Set out each line from the following listing that includes the word "Прибайкальское".
::: Records for this task :::
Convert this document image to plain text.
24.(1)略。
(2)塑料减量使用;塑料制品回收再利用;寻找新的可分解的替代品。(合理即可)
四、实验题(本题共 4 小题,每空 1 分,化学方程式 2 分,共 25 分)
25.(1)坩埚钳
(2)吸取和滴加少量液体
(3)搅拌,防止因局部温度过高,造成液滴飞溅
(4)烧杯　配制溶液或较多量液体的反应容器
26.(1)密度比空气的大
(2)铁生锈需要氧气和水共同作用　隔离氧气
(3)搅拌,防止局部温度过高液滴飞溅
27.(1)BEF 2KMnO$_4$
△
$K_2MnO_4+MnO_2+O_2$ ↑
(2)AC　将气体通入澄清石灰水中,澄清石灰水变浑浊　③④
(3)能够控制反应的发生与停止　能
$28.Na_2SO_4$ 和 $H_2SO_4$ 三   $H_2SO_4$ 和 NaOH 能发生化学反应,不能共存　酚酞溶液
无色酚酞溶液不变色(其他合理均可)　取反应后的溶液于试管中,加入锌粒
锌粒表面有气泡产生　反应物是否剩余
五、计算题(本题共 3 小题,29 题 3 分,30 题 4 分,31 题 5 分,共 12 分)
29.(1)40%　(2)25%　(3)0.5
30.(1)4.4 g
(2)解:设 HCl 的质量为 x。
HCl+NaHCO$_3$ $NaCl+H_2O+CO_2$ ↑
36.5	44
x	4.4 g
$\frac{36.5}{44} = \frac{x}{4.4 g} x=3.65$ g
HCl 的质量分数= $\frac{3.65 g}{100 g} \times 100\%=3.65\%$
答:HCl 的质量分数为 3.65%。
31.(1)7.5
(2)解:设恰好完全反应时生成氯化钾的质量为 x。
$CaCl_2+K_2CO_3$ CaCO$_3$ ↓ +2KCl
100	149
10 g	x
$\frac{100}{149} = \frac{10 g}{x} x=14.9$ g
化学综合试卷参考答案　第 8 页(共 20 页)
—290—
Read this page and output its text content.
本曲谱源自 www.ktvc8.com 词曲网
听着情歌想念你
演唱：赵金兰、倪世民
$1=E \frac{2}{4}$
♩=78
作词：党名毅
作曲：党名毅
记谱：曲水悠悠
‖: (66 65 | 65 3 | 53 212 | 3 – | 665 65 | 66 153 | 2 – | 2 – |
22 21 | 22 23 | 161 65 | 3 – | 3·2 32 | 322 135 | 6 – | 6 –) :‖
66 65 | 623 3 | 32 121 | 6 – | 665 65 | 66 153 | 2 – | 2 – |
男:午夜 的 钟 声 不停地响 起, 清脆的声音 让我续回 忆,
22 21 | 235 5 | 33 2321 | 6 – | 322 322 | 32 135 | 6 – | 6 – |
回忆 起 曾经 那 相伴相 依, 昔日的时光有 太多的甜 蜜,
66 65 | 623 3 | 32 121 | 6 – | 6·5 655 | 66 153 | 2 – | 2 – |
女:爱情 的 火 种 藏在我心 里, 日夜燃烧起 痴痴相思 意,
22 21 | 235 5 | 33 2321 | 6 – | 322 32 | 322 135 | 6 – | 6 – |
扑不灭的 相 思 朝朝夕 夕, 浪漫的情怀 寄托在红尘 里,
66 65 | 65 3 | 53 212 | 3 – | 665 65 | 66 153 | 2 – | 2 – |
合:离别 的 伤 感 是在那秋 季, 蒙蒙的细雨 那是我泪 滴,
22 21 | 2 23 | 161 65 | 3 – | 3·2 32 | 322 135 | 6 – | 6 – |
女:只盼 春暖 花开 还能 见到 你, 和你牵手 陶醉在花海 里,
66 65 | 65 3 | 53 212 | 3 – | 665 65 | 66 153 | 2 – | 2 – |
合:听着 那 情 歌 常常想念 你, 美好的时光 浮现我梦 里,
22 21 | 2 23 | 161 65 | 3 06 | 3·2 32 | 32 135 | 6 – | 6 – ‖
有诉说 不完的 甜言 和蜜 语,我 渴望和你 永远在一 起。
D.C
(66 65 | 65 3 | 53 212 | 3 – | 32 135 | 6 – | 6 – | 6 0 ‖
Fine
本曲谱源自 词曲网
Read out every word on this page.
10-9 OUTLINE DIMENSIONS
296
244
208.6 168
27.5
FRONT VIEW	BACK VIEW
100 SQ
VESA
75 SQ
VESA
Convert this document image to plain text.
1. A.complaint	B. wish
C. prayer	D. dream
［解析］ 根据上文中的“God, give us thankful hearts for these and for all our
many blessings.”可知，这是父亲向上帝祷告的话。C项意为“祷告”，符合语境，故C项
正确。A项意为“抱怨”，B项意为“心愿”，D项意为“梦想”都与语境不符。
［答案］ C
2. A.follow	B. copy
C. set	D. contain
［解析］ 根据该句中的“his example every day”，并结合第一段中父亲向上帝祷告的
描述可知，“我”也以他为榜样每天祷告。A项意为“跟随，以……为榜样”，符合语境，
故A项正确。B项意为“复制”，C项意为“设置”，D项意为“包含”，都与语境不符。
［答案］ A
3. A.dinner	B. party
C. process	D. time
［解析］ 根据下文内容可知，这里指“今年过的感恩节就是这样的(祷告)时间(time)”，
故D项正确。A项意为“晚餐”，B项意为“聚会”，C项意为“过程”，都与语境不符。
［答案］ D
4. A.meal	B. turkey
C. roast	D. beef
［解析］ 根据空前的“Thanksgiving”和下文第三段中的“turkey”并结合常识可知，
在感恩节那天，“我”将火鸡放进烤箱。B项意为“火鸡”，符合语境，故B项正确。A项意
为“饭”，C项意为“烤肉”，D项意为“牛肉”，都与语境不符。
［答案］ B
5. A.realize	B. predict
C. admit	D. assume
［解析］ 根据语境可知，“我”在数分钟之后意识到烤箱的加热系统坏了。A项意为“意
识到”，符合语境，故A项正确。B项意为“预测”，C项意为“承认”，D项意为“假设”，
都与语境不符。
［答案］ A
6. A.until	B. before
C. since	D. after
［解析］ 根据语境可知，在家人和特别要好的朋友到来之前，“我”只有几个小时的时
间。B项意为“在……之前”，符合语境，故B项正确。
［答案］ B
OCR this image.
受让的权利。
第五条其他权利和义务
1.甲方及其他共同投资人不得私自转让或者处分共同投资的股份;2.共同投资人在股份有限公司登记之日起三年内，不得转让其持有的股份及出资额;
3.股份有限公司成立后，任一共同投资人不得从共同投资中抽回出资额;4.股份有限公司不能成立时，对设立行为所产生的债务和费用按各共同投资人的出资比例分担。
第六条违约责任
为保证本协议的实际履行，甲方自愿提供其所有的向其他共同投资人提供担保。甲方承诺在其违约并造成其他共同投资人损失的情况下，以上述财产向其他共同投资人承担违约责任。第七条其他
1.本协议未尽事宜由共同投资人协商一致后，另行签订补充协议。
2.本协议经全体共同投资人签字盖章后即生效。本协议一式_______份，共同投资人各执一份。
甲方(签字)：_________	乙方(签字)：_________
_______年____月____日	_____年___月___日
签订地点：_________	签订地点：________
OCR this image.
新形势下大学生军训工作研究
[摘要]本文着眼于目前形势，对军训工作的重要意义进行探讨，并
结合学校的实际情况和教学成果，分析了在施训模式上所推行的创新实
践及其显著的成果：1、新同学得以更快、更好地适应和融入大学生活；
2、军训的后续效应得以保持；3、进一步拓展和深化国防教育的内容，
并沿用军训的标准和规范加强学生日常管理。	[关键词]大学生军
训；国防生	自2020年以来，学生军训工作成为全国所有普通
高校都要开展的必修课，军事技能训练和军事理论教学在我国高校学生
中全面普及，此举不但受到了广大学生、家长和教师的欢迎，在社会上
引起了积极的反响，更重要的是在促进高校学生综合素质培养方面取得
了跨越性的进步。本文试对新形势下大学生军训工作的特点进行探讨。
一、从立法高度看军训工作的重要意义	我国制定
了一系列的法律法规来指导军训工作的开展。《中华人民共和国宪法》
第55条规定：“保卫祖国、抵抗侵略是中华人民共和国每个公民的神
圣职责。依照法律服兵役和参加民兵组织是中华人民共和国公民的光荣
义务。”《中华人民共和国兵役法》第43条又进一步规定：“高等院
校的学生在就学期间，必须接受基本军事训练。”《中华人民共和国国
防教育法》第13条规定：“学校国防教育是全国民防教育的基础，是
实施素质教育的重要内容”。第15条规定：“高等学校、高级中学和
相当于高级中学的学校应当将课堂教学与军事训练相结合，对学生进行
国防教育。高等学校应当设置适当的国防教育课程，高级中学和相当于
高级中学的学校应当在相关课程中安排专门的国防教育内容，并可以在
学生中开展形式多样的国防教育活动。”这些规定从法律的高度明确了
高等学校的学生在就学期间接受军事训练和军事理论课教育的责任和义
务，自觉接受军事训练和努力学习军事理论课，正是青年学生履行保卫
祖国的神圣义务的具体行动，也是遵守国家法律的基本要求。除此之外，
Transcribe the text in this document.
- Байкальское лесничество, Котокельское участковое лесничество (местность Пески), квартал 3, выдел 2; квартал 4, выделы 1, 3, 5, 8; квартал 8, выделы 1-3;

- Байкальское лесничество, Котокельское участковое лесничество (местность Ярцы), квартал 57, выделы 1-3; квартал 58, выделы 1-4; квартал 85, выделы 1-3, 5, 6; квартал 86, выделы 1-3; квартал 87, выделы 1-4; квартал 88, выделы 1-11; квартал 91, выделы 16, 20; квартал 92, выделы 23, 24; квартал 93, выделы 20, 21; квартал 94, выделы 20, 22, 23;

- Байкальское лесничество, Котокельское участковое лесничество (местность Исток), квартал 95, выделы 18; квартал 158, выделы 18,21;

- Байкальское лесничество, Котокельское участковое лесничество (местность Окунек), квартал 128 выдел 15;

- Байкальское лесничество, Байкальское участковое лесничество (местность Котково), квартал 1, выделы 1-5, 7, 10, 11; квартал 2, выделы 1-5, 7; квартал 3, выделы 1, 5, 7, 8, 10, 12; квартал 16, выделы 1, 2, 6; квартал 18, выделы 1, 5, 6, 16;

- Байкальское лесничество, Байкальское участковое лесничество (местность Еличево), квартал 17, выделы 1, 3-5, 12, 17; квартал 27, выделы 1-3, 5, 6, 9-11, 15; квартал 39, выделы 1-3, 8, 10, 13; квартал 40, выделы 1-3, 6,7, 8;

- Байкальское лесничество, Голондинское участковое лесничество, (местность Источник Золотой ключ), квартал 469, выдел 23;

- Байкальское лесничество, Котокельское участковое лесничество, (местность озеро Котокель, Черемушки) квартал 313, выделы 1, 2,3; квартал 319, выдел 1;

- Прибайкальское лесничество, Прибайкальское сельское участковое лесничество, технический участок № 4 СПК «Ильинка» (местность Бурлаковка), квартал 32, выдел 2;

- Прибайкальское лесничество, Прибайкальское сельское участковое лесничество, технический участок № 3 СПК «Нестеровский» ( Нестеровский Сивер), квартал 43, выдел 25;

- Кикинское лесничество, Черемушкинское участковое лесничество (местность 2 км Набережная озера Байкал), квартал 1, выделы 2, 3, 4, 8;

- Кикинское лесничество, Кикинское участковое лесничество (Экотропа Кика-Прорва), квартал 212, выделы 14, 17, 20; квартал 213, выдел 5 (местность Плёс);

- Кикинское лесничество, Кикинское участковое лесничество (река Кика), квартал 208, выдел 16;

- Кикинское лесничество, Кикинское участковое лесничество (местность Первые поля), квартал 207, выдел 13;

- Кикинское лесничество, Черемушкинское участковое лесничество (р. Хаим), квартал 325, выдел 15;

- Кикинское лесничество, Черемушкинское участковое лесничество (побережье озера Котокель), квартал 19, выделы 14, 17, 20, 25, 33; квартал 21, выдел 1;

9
:::
* **Response to the task**
- Прибайкальское лесничество, Прибайкальское сельское участковое лесничество, технический участок № 4 СПК «Ильинка» (местность Бурлаковка), квартал 32, выдел 2;
- Прибайкальское лесничество, Прибайкальское сельское участковое лесничество, технический участок № 3 СПК «Нестеровский» ( Нестеровский Сивер), квартал 43, выдел 25;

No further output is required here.